Exercise brief. Quote the records below in full, exactly as given, with the images taken out.

Dataset records.
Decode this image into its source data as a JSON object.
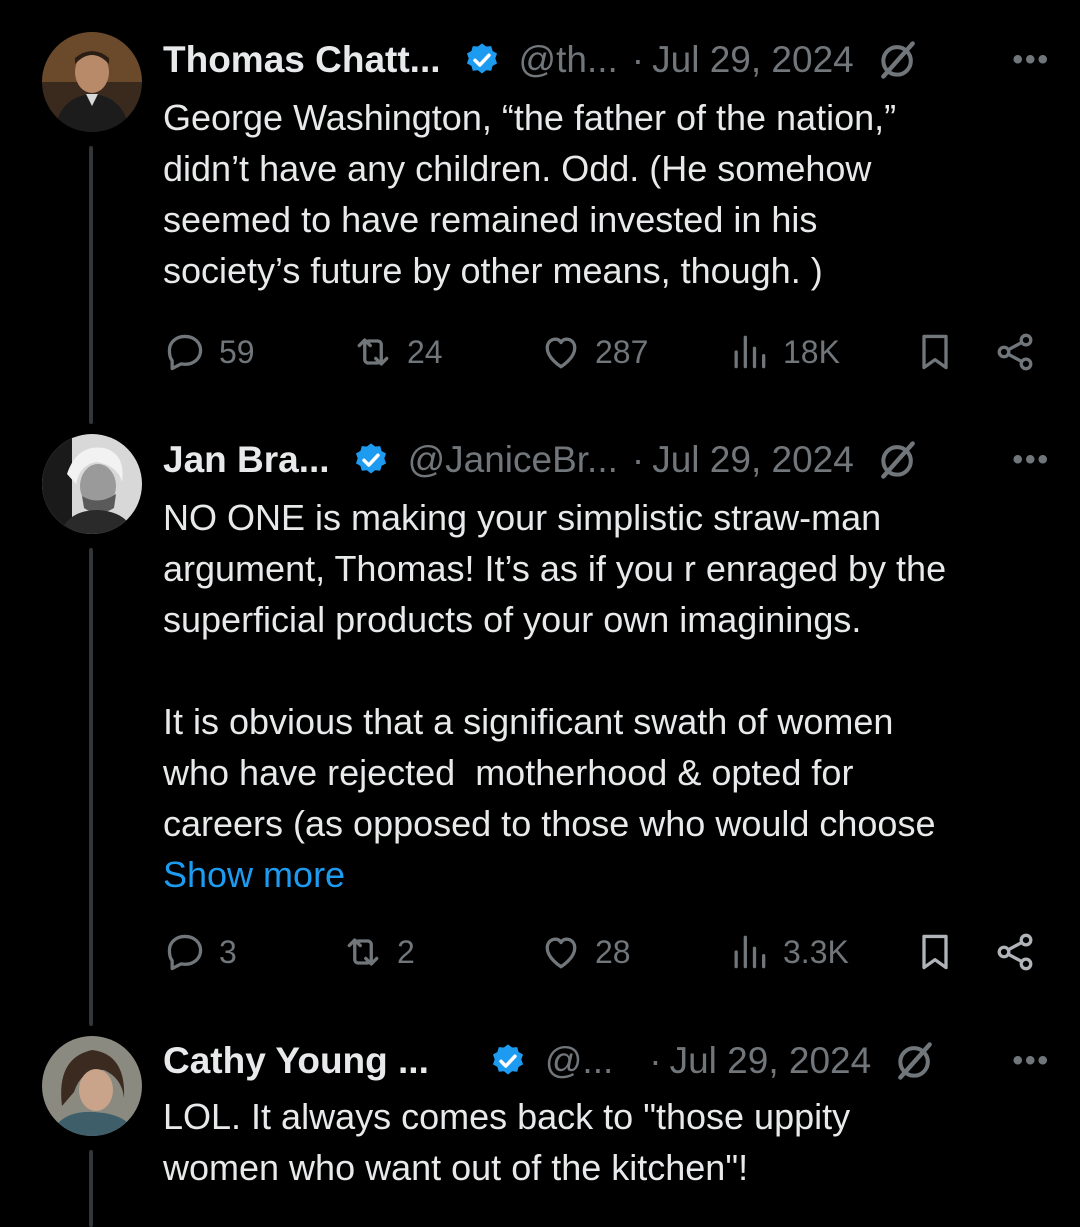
{
  "tweets": [
    {
      "name": "Thomas Chatt...",
      "handle": "@th...",
      "separator": "·",
      "date": "Jul 29, 2024",
      "more": "•••",
      "text": "George Washington, “the father of the nation,”\ndidn’t have any children. Odd. (He somehow\nseemed to have remained invested in his\nsociety’s future by other means, though. )",
      "show_more": "",
      "replies": "59",
      "reposts": "24",
      "likes": "287",
      "views": "18K",
      "verified_badge": "blue"
    },
    {
      "name": "Jan Bra...",
      "handle": "@JaniceBr...",
      "separator": "·",
      "date": "Jul 29, 2024",
      "more": "•••",
      "text": "NO ONE is making your simplistic straw-man\nargument, Thomas! It’s as if you r enraged by the\nsuperficial products of your own imaginings.\n\nIt is obvious that a significant swath of women\nwho have rejected  motherhood & opted for\ncareers (as opposed to those who would choose",
      "show_more": "Show more",
      "replies": "3",
      "reposts": "2",
      "likes": "28",
      "views": "3.3K",
      "verified_badge": "blue"
    },
    {
      "name": "Cathy Young ...",
      "handle": "@...",
      "separator": "·",
      "date": "Jul 29, 2024",
      "more": "•••",
      "text": "LOL. It always comes back to \"those uppity\nwomen who want out of the kitchen\"!",
      "show_more": "",
      "verified_badge": "blue"
    }
  ],
  "colors": {
    "background": "#000000",
    "text": "#e7e9ea",
    "muted": "#71767b",
    "link": "#1d9bf0",
    "verified": "#1d9bf0"
  }
}
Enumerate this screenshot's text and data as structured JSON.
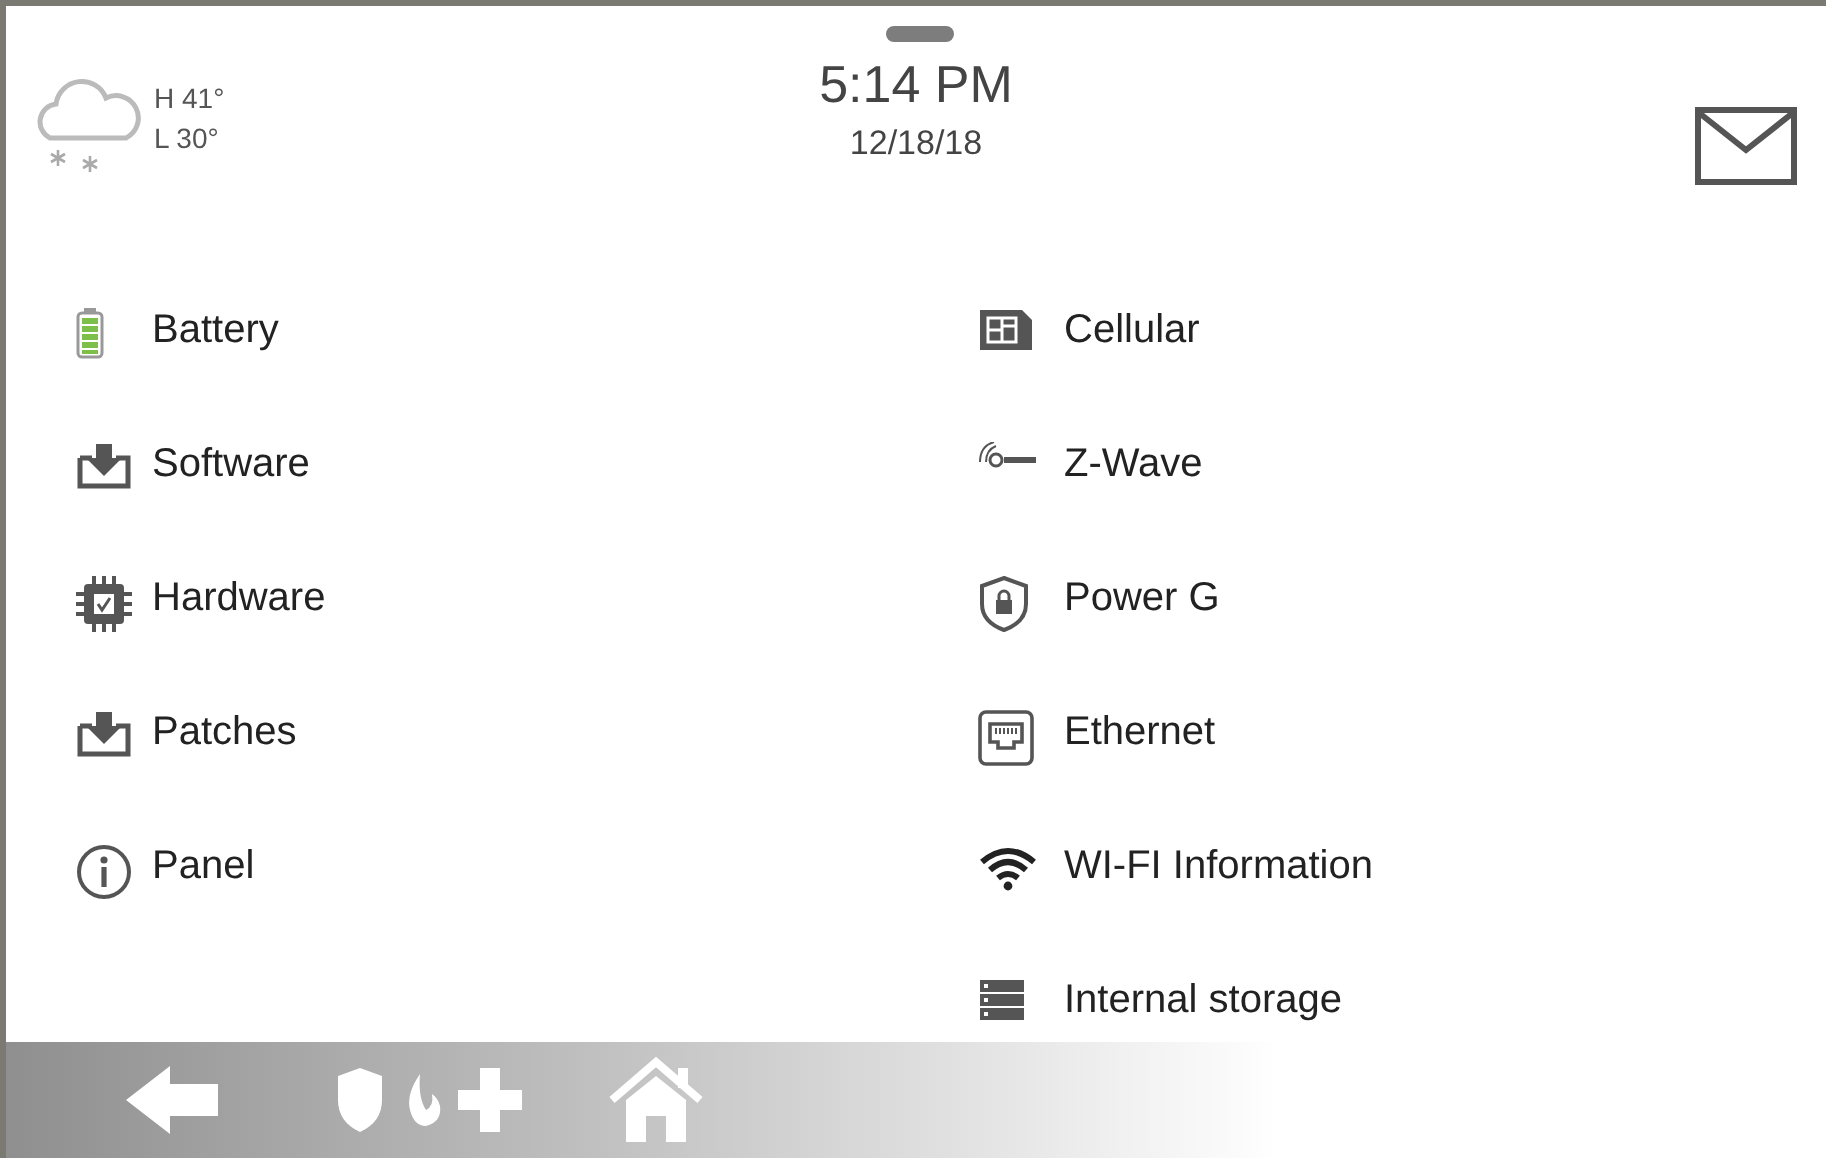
{
  "header": {
    "weather": {
      "high": "H 41°",
      "low": "L 30°"
    },
    "time": "5:14 PM",
    "date": "12/18/18"
  },
  "left_items": [
    {
      "label": "Battery",
      "kind": "battery"
    },
    {
      "label": "Software",
      "kind": "download"
    },
    {
      "label": "Hardware",
      "kind": "chip"
    },
    {
      "label": "Patches",
      "kind": "download"
    },
    {
      "label": "Panel",
      "kind": "info"
    }
  ],
  "right_items": [
    {
      "label": "Cellular",
      "kind": "sim"
    },
    {
      "label": "Z-Wave",
      "kind": "zwave"
    },
    {
      "label": "Power G",
      "kind": "shield"
    },
    {
      "label": "Ethernet",
      "kind": "ethernet"
    },
    {
      "label": "WI-FI Information",
      "kind": "wifi"
    },
    {
      "label": "Internal storage",
      "kind": "storage"
    }
  ]
}
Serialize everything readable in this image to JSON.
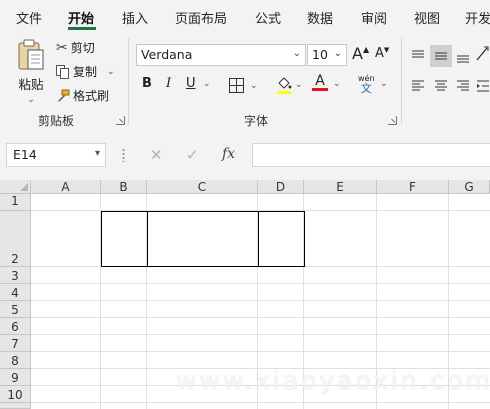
{
  "menu": {
    "tabs": [
      "文件",
      "开始",
      "插入",
      "页面布局",
      "公式",
      "数据",
      "审阅",
      "视图",
      "开发"
    ]
  },
  "clipboard": {
    "paste_label": "粘贴",
    "cut_label": "剪切",
    "copy_label": "复制",
    "painter_label": "格式刷",
    "group_label": "剪贴板"
  },
  "font": {
    "family": "Verdana",
    "size": "10",
    "grow": "A",
    "shrink": "A",
    "bold": "B",
    "italic": "I",
    "underline": "U",
    "font_color_letter": "A",
    "phonetic_top": "wén",
    "phonetic_bottom": "文",
    "group_label": "字体",
    "font_color": "#e81123"
  },
  "formula_bar": {
    "name_box": "E14",
    "cancel": "✕",
    "enter": "✓",
    "fx": "fx",
    "value": ""
  },
  "sheet": {
    "columns": [
      "A",
      "B",
      "C",
      "D",
      "E",
      "F",
      "G"
    ],
    "rows": [
      "1",
      "2",
      "3",
      "4",
      "5",
      "6",
      "7",
      "8",
      "9",
      "10"
    ]
  },
  "watermark": "www.xiaoyaoxin.com",
  "colors": {
    "accent": "#217346",
    "ribbon_bg": "#f3f3f3",
    "header_bg": "#e6e6e6"
  }
}
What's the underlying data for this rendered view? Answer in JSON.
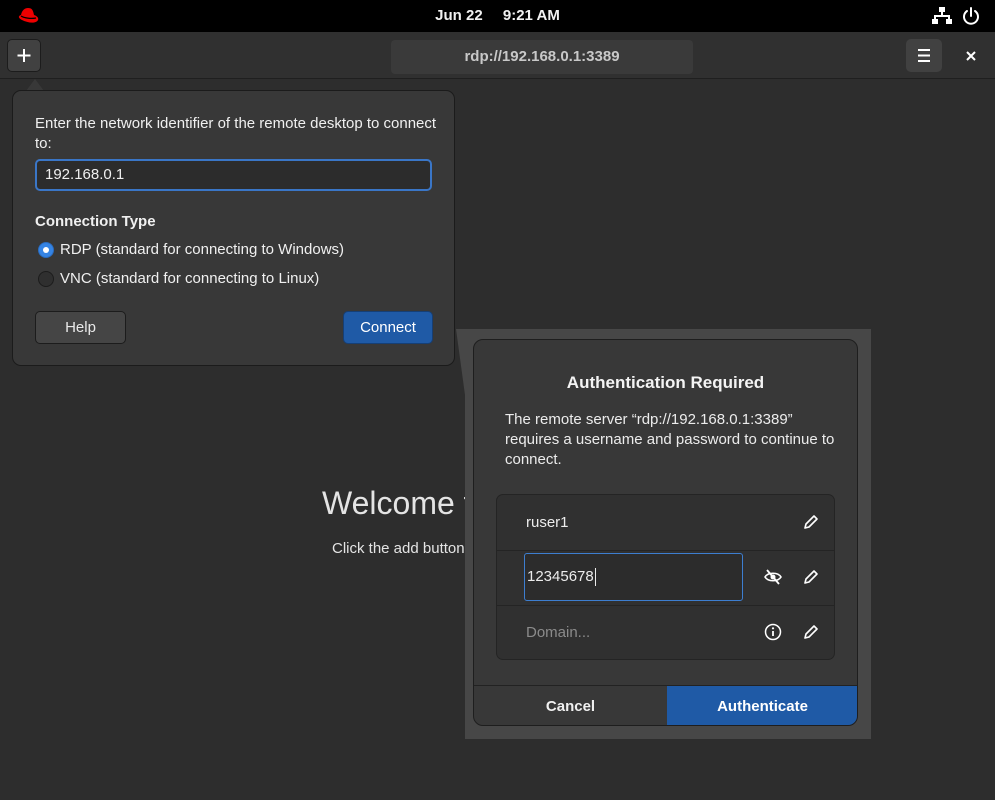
{
  "topbar": {
    "date": "Jun 22",
    "time": "9:21 AM",
    "logo_icon": "redhat-logo",
    "tray_icons": [
      "network-icon",
      "power-icon"
    ]
  },
  "header": {
    "url": "rdp://192.168.0.1:3389",
    "add_icon": "plus-icon",
    "menu_icon": "hamburger-icon",
    "close_icon": "close-icon"
  },
  "welcome": {
    "title": "Welcome t",
    "subtitle": "Click the add button"
  },
  "popover": {
    "prompt": "Enter the network identifier of the remote desktop to connect to:",
    "address_value": "192.168.0.1",
    "connection_type_label": "Connection Type",
    "options": [
      {
        "label": "RDP (standard for connecting to Windows)",
        "selected": true
      },
      {
        "label": "VNC (standard for connecting to Linux)",
        "selected": false
      }
    ],
    "help_label": "Help",
    "connect_label": "Connect"
  },
  "auth_dialog": {
    "title": "Authentication Required",
    "message": "The remote server “rdp://192.168.0.1:3389” requires a username and password to continue to connect.",
    "username": "ruser1",
    "password": "12345678",
    "domain_placeholder": "Domain...",
    "cancel_label": "Cancel",
    "authenticate_label": "Authenticate"
  },
  "colors": {
    "accent": "#1f5aa6",
    "focus": "#3584e4",
    "logo_red": "#ee0000"
  }
}
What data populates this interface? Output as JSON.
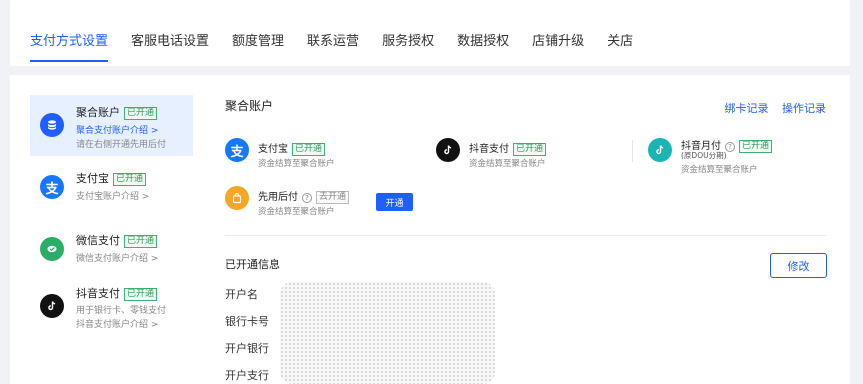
{
  "tabs": [
    "支付方式设置",
    "客服电话设置",
    "额度管理",
    "联系运营",
    "服务授权",
    "数据授权",
    "店铺升级",
    "关店"
  ],
  "active_tab_index": 0,
  "sidebar": {
    "items": [
      {
        "title": "聚合账户",
        "badge": "已开通",
        "sub1": "聚合支付账户介绍 >",
        "sub2": "请在右侧开通先用后付",
        "icon": "database-icon",
        "color": "#1f5fff"
      },
      {
        "title": "支付宝",
        "badge": "已开通",
        "sub1": "支付宝账户介绍 >",
        "icon": "alipay-icon",
        "color": "#1677ff"
      },
      {
        "title": "微信支付",
        "badge": "已开通",
        "sub1": "微信支付账户介绍 >",
        "icon": "wechat-pay-icon",
        "color": "#2aae67"
      },
      {
        "title": "抖音支付",
        "badge": "已开通",
        "sub1": "用于银行卡、零钱支付",
        "sub2": "抖音支付账户介绍 >",
        "icon": "douyin-icon",
        "color": "#111111"
      }
    ]
  },
  "main": {
    "title": "聚合账户",
    "links": [
      "绑卡记录",
      "操作记录"
    ],
    "payments": [
      {
        "name": "支付宝",
        "badge": "已开通",
        "desc": "资金结算至聚合账户",
        "icon": "alipay-icon",
        "color": "#1677ff"
      },
      {
        "name": "抖音支付",
        "badge": "已开通",
        "desc": "资金结算至聚合账户",
        "icon": "douyin-icon",
        "color": "#111111"
      },
      {
        "name": "抖音月付",
        "extra": "(原DOU分期)",
        "badge": "已开通",
        "desc": "资金结算至聚合账户",
        "icon": "douyin-monthly-icon",
        "color": "#19b5b5"
      },
      {
        "name": "先用后付",
        "badge": "去开通",
        "desc": "资金结算至聚合账户",
        "icon": "bag-icon",
        "color": "#f5a623"
      }
    ],
    "open_button": "开通",
    "info_title": "已开通信息",
    "edit_button": "修改",
    "fields": [
      "开户名",
      "银行卡号",
      "开户银行",
      "开户支行"
    ]
  }
}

Task response.
Decode this image into its source data as a JSON object.
{
  "tweets": [
    {
      "name": "Thomas Chatt...",
      "handle": "@th...",
      "separator": "·",
      "date": "Jul 29, 2024",
      "more": "•••",
      "text": "George Washington, “the father of the nation,”\ndidn’t have any children. Odd. (He somehow\nseemed to have remained invested in his\nsociety’s future by other means, though. )",
      "show_more": "",
      "replies": "59",
      "reposts": "24",
      "likes": "287",
      "views": "18K",
      "verified_badge": "blue"
    },
    {
      "name": "Jan Bra...",
      "handle": "@JaniceBr...",
      "separator": "·",
      "date": "Jul 29, 2024",
      "more": "•••",
      "text": "NO ONE is making your simplistic straw-man\nargument, Thomas! It’s as if you r enraged by the\nsuperficial products of your own imaginings.\n\nIt is obvious that a significant swath of women\nwho have rejected  motherhood & opted for\ncareers (as opposed to those who would choose",
      "show_more": "Show more",
      "replies": "3",
      "reposts": "2",
      "likes": "28",
      "views": "3.3K",
      "verified_badge": "blue"
    },
    {
      "name": "Cathy Young ...",
      "handle": "@...",
      "separator": "·",
      "date": "Jul 29, 2024",
      "more": "•••",
      "text": "LOL. It always comes back to \"those uppity\nwomen who want out of the kitchen\"!",
      "show_more": "",
      "verified_badge": "blue"
    }
  ],
  "colors": {
    "background": "#000000",
    "text": "#e7e9ea",
    "muted": "#71767b",
    "link": "#1d9bf0",
    "verified": "#1d9bf0"
  }
}
Enumerate this screenshot's text and data as structured JSON.
{
  "header": {
    "weather": {
      "high": "H 41°",
      "low": "L 30°"
    },
    "time": "5:14 PM",
    "date": "12/18/18"
  },
  "left_items": [
    {
      "label": "Battery",
      "kind": "battery"
    },
    {
      "label": "Software",
      "kind": "download"
    },
    {
      "label": "Hardware",
      "kind": "chip"
    },
    {
      "label": "Patches",
      "kind": "download"
    },
    {
      "label": "Panel",
      "kind": "info"
    }
  ],
  "right_items": [
    {
      "label": "Cellular",
      "kind": "sim"
    },
    {
      "label": "Z-Wave",
      "kind": "zwave"
    },
    {
      "label": "Power G",
      "kind": "shield"
    },
    {
      "label": "Ethernet",
      "kind": "ethernet"
    },
    {
      "label": "WI-FI Information",
      "kind": "wifi"
    },
    {
      "label": "Internal storage",
      "kind": "storage"
    }
  ]
}
Serialize everything readable in this image to JSON.
{
  "menu": {
    "tabs": [
      "文件",
      "开始",
      "插入",
      "页面布局",
      "公式",
      "数据",
      "审阅",
      "视图",
      "开发"
    ]
  },
  "clipboard": {
    "paste_label": "粘贴",
    "cut_label": "剪切",
    "copy_label": "复制",
    "painter_label": "格式刷",
    "group_label": "剪贴板"
  },
  "font": {
    "family": "Verdana",
    "size": "10",
    "grow": "A",
    "shrink": "A",
    "bold": "B",
    "italic": "I",
    "underline": "U",
    "font_color_letter": "A",
    "phonetic_top": "wén",
    "phonetic_bottom": "文",
    "group_label": "字体",
    "font_color": "#e81123"
  },
  "formula_bar": {
    "name_box": "E14",
    "cancel": "✕",
    "enter": "✓",
    "fx": "fx",
    "value": ""
  },
  "sheet": {
    "columns": [
      "A",
      "B",
      "C",
      "D",
      "E",
      "F",
      "G"
    ],
    "rows": [
      "1",
      "2",
      "3",
      "4",
      "5",
      "6",
      "7",
      "8",
      "9",
      "10"
    ]
  },
  "watermark": "www.xiaoyaoxin.com",
  "colors": {
    "accent": "#217346",
    "ribbon_bg": "#f3f3f3",
    "header_bg": "#e6e6e6"
  }
}
What's the underlying data for this rendered view? Answer in JSON.
{
  "topbar": {
    "date": "Jun 22",
    "time": "9:21 AM",
    "logo_icon": "redhat-logo",
    "tray_icons": [
      "network-icon",
      "power-icon"
    ]
  },
  "header": {
    "url": "rdp://192.168.0.1:3389",
    "add_icon": "plus-icon",
    "menu_icon": "hamburger-icon",
    "close_icon": "close-icon"
  },
  "welcome": {
    "title": "Welcome t",
    "subtitle": "Click the add button"
  },
  "popover": {
    "prompt": "Enter the network identifier of the remote desktop to connect to:",
    "address_value": "192.168.0.1",
    "connection_type_label": "Connection Type",
    "options": [
      {
        "label": "RDP (standard for connecting to Windows)",
        "selected": true
      },
      {
        "label": "VNC (standard for connecting to Linux)",
        "selected": false
      }
    ],
    "help_label": "Help",
    "connect_label": "Connect"
  },
  "auth_dialog": {
    "title": "Authentication Required",
    "message": "The remote server “rdp://192.168.0.1:3389” requires a username and password to continue to connect.",
    "username": "ruser1",
    "password": "12345678",
    "domain_placeholder": "Domain...",
    "cancel_label": "Cancel",
    "authenticate_label": "Authenticate"
  },
  "colors": {
    "accent": "#1f5aa6",
    "focus": "#3584e4",
    "logo_red": "#ee0000"
  }
}
What data populates this interface? Output as JSON.
{
  "tabs": [
    "支付方式设置",
    "客服电话设置",
    "额度管理",
    "联系运营",
    "服务授权",
    "数据授权",
    "店铺升级",
    "关店"
  ],
  "active_tab_index": 0,
  "sidebar": {
    "items": [
      {
        "title": "聚合账户",
        "badge": "已开通",
        "sub1": "聚合支付账户介绍 >",
        "sub2": "请在右侧开通先用后付",
        "icon": "database-icon",
        "color": "#1f5fff"
      },
      {
        "title": "支付宝",
        "badge": "已开通",
        "sub1": "支付宝账户介绍 >",
        "icon": "alipay-icon",
        "color": "#1677ff"
      },
      {
        "title": "微信支付",
        "badge": "已开通",
        "sub1": "微信支付账户介绍 >",
        "icon": "wechat-pay-icon",
        "color": "#2aae67"
      },
      {
        "title": "抖音支付",
        "badge": "已开通",
        "sub1": "用于银行卡、零钱支付",
        "sub2": "抖音支付账户介绍 >",
        "icon": "douyin-icon",
        "color": "#111111"
      }
    ]
  },
  "main": {
    "title": "聚合账户",
    "links": [
      "绑卡记录",
      "操作记录"
    ],
    "payments": [
      {
        "name": "支付宝",
        "badge": "已开通",
        "desc": "资金结算至聚合账户",
        "icon": "alipay-icon",
        "color": "#1677ff"
      },
      {
        "name": "抖音支付",
        "badge": "已开通",
        "desc": "资金结算至聚合账户",
        "icon": "douyin-icon",
        "color": "#111111"
      },
      {
        "name": "抖音月付",
        "extra": "(原DOU分期)",
        "badge": "已开通",
        "desc": "资金结算至聚合账户",
        "icon": "douyin-monthly-icon",
        "color": "#19b5b5"
      },
      {
        "name": "先用后付",
        "badge": "去开通",
        "desc": "资金结算至聚合账户",
        "icon": "bag-icon",
        "color": "#f5a623"
      }
    ],
    "open_button": "开通",
    "info_title": "已开通信息",
    "edit_button": "修改",
    "fields": [
      "开户名",
      "银行卡号",
      "开户银行",
      "开户支行"
    ]
  }
}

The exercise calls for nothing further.